What this task involves: Scan the material for the word "triangle", and copy each line where it shows up.

--------------------

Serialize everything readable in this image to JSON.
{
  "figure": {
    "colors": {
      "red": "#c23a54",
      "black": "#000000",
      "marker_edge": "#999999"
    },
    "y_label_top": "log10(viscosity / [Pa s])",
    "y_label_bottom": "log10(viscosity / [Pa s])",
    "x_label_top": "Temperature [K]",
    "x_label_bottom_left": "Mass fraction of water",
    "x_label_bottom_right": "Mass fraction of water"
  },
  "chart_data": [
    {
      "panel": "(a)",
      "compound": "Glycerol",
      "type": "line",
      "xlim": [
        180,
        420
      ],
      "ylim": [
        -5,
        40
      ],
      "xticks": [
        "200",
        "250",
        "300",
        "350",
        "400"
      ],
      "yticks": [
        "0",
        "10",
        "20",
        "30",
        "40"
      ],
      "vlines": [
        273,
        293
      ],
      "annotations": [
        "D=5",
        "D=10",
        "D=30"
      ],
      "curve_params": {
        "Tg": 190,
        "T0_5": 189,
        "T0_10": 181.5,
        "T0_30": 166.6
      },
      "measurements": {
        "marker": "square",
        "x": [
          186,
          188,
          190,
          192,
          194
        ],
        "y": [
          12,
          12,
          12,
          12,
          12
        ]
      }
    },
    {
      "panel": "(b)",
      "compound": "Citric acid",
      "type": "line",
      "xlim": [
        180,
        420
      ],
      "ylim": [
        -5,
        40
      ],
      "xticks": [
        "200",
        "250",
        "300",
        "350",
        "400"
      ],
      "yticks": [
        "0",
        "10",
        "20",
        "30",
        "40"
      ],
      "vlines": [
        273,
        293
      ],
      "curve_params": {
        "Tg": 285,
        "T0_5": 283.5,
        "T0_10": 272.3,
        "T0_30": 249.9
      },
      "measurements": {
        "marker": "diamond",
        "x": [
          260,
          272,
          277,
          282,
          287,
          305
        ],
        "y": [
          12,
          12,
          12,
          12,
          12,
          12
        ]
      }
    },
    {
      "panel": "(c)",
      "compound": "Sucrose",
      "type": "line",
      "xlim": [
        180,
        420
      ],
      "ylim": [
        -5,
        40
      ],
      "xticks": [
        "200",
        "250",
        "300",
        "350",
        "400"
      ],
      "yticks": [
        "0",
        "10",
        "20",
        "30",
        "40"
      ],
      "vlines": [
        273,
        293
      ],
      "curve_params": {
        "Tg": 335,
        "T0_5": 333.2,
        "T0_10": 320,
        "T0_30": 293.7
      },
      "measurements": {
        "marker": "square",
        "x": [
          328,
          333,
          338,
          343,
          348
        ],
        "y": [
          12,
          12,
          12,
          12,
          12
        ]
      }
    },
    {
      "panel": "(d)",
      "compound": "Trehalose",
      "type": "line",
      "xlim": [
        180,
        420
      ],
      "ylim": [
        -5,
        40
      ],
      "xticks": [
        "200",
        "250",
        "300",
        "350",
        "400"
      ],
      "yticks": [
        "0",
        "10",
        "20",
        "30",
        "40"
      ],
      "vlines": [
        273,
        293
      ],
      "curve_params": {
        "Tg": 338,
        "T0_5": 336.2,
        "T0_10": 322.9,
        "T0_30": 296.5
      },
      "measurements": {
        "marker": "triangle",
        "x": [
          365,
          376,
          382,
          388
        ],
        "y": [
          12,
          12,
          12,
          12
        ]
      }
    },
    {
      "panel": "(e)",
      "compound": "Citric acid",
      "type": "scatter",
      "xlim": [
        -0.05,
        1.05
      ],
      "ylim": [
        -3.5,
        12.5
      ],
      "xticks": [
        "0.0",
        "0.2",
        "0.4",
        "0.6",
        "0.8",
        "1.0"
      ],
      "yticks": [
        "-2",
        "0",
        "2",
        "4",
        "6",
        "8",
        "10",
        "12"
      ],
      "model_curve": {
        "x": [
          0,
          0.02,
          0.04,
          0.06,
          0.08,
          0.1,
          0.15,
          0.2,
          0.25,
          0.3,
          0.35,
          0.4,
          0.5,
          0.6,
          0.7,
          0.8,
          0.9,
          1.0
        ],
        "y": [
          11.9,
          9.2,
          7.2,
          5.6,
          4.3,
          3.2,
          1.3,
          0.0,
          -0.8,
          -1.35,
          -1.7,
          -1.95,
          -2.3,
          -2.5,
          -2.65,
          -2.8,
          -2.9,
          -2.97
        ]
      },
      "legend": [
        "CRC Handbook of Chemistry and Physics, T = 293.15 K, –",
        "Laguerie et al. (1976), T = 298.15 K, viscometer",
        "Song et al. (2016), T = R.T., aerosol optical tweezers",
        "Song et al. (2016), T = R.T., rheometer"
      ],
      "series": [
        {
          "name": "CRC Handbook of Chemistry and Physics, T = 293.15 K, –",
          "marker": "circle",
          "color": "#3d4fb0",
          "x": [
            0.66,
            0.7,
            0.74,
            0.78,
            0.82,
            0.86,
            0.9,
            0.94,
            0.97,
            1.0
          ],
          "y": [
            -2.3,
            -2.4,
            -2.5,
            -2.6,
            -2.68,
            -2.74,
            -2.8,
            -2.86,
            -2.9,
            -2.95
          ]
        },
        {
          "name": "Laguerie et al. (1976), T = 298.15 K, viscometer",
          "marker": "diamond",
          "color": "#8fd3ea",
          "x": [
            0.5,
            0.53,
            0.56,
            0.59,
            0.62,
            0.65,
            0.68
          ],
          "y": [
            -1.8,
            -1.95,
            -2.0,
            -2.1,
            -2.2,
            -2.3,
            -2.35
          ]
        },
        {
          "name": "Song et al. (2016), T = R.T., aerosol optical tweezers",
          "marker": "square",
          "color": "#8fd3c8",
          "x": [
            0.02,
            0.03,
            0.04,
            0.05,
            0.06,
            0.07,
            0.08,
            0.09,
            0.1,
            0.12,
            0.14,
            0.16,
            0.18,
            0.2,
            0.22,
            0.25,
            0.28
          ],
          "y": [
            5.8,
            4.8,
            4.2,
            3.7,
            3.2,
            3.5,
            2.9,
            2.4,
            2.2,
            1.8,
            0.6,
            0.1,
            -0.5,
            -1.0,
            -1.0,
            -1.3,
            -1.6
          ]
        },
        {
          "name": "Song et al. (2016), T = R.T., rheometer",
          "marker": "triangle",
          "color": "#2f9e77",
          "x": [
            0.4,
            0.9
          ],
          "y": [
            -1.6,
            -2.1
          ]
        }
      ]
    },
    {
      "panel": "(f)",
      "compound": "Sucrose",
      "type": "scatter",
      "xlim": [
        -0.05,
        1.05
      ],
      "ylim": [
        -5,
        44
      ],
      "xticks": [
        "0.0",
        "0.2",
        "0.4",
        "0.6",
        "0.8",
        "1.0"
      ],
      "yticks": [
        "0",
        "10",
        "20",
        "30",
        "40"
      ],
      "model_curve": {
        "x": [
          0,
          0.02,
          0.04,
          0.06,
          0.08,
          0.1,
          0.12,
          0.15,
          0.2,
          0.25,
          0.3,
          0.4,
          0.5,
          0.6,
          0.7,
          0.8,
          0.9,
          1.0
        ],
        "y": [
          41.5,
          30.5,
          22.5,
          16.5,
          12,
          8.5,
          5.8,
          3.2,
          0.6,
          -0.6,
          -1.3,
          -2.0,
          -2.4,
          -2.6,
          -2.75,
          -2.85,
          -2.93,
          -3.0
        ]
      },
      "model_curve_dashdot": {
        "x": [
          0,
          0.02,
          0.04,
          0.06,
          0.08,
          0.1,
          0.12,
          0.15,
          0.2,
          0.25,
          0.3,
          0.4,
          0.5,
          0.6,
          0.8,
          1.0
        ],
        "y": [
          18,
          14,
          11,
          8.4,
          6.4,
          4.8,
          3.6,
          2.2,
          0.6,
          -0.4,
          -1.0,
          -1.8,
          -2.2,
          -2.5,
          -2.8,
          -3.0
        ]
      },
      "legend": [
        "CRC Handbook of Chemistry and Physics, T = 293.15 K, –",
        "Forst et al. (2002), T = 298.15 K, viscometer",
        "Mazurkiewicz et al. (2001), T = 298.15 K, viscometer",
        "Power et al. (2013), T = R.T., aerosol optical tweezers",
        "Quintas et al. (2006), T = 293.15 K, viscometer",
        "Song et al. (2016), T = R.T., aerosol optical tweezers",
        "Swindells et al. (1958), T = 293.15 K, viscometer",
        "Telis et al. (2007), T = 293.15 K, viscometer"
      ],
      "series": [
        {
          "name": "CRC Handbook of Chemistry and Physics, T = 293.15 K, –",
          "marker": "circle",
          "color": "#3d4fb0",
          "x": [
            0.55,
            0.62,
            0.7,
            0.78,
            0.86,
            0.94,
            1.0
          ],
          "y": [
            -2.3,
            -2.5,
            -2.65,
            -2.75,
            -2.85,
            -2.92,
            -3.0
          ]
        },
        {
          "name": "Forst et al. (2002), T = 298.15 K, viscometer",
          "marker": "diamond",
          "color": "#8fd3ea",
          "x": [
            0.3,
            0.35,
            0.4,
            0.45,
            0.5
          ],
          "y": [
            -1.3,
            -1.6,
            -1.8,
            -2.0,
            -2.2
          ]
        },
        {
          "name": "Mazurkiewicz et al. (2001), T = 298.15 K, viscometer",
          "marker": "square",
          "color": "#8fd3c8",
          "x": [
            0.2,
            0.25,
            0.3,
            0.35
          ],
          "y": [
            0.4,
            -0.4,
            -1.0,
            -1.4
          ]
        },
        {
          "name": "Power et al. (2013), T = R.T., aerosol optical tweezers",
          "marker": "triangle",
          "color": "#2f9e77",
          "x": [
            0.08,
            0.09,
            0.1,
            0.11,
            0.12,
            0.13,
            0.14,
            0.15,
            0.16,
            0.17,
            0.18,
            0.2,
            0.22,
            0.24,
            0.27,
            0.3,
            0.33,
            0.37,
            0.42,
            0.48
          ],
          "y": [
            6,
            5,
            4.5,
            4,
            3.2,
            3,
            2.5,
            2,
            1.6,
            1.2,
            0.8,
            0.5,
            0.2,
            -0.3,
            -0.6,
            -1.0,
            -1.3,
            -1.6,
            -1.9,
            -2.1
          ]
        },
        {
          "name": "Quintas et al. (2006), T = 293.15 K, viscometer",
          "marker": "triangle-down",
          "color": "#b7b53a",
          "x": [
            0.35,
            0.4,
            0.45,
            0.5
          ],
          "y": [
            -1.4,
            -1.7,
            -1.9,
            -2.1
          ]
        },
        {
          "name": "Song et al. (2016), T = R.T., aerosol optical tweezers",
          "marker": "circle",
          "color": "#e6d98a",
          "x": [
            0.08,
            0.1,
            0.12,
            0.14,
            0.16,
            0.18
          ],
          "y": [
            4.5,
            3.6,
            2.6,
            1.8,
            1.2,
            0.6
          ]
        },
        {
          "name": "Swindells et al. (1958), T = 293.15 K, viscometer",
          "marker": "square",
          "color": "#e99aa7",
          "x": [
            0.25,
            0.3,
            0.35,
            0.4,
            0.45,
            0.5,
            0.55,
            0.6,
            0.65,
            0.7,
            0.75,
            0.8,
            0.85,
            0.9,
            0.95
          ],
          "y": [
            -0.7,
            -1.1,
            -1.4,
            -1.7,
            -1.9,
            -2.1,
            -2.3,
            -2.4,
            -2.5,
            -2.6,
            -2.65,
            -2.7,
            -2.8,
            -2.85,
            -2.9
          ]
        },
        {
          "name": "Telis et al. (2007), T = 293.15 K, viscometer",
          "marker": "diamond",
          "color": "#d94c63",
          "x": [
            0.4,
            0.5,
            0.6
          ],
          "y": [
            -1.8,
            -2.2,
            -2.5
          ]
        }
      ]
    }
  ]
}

--------------------

Solution:
        "marker": "triangle",
          "marker": "triangle",
          "marker": "triangle",
          "marker": "triangle-down",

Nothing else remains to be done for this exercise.